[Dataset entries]
^^^^^^^^

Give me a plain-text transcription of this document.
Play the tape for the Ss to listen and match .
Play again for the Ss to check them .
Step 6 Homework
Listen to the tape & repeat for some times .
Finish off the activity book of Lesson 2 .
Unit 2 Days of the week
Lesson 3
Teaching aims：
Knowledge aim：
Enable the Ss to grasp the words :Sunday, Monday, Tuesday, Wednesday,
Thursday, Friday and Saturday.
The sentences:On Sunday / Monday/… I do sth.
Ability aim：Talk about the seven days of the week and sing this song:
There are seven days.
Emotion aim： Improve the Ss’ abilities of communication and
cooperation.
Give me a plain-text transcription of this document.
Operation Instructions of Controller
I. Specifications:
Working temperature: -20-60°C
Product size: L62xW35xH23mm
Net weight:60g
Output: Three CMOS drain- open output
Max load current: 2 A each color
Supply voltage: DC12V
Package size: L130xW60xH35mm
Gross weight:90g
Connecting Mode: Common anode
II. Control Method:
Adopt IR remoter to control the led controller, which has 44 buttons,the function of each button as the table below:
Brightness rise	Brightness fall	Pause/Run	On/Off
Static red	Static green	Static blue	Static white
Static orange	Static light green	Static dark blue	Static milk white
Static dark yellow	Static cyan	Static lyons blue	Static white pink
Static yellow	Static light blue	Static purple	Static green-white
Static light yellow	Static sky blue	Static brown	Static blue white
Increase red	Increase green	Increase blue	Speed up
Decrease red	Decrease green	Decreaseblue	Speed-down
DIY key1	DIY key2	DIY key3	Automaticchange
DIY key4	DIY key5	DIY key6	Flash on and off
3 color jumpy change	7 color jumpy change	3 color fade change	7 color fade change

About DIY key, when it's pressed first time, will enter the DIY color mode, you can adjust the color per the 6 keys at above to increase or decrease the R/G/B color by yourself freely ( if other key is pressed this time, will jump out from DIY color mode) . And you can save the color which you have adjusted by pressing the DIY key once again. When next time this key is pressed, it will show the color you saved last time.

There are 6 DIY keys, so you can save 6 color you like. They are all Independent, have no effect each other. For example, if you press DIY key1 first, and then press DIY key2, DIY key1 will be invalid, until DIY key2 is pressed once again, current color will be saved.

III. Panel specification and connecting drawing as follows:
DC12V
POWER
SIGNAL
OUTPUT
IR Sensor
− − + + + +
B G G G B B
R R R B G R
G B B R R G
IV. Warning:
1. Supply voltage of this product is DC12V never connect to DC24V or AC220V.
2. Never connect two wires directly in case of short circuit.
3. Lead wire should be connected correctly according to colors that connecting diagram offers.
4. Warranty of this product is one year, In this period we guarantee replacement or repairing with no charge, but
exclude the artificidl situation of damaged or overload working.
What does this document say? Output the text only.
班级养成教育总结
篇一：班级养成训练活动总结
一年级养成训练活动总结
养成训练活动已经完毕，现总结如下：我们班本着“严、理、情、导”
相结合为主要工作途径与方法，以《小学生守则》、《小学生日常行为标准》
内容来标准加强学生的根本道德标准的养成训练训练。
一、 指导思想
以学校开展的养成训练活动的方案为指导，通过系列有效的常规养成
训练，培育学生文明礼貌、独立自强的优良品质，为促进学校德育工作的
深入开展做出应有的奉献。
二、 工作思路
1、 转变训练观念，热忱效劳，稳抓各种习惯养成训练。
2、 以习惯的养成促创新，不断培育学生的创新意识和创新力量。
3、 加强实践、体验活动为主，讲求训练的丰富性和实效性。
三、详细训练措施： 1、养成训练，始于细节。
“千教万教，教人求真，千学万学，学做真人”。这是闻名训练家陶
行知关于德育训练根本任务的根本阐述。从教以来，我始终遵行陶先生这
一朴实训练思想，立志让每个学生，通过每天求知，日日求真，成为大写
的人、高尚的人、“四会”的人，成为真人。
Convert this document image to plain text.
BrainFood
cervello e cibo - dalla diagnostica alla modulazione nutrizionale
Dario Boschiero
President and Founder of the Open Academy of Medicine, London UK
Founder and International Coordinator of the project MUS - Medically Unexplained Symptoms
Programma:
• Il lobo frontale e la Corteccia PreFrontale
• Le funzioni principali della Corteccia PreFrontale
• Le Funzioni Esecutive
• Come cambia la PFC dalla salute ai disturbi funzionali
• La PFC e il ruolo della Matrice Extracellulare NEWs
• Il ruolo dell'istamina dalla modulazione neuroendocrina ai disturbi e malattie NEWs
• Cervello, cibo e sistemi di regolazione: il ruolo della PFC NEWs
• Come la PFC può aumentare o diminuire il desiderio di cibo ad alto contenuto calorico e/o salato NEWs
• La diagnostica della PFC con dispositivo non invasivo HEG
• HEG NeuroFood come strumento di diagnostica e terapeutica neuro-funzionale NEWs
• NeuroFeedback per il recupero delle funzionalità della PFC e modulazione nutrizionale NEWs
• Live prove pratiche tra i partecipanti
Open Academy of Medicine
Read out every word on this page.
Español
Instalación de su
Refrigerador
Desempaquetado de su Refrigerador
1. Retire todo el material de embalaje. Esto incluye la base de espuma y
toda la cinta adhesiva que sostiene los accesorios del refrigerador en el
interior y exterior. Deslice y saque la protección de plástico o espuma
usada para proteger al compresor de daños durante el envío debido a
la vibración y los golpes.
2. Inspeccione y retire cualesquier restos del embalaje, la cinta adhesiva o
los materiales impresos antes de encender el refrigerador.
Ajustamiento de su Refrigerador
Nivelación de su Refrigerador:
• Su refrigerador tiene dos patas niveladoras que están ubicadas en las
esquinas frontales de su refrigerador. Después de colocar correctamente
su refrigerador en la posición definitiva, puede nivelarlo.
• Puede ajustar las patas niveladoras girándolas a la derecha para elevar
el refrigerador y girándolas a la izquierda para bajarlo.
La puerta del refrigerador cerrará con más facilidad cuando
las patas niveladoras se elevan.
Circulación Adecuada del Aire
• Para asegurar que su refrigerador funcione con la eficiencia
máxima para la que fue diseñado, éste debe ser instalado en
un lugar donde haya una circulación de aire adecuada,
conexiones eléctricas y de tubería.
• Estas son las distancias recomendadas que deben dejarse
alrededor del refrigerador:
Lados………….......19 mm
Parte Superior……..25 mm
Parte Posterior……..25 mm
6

^^^^^^^^

SHORT PROBLEM: State only the count of lines above that hold the string "There".

WRITTEN SOLUTION: 2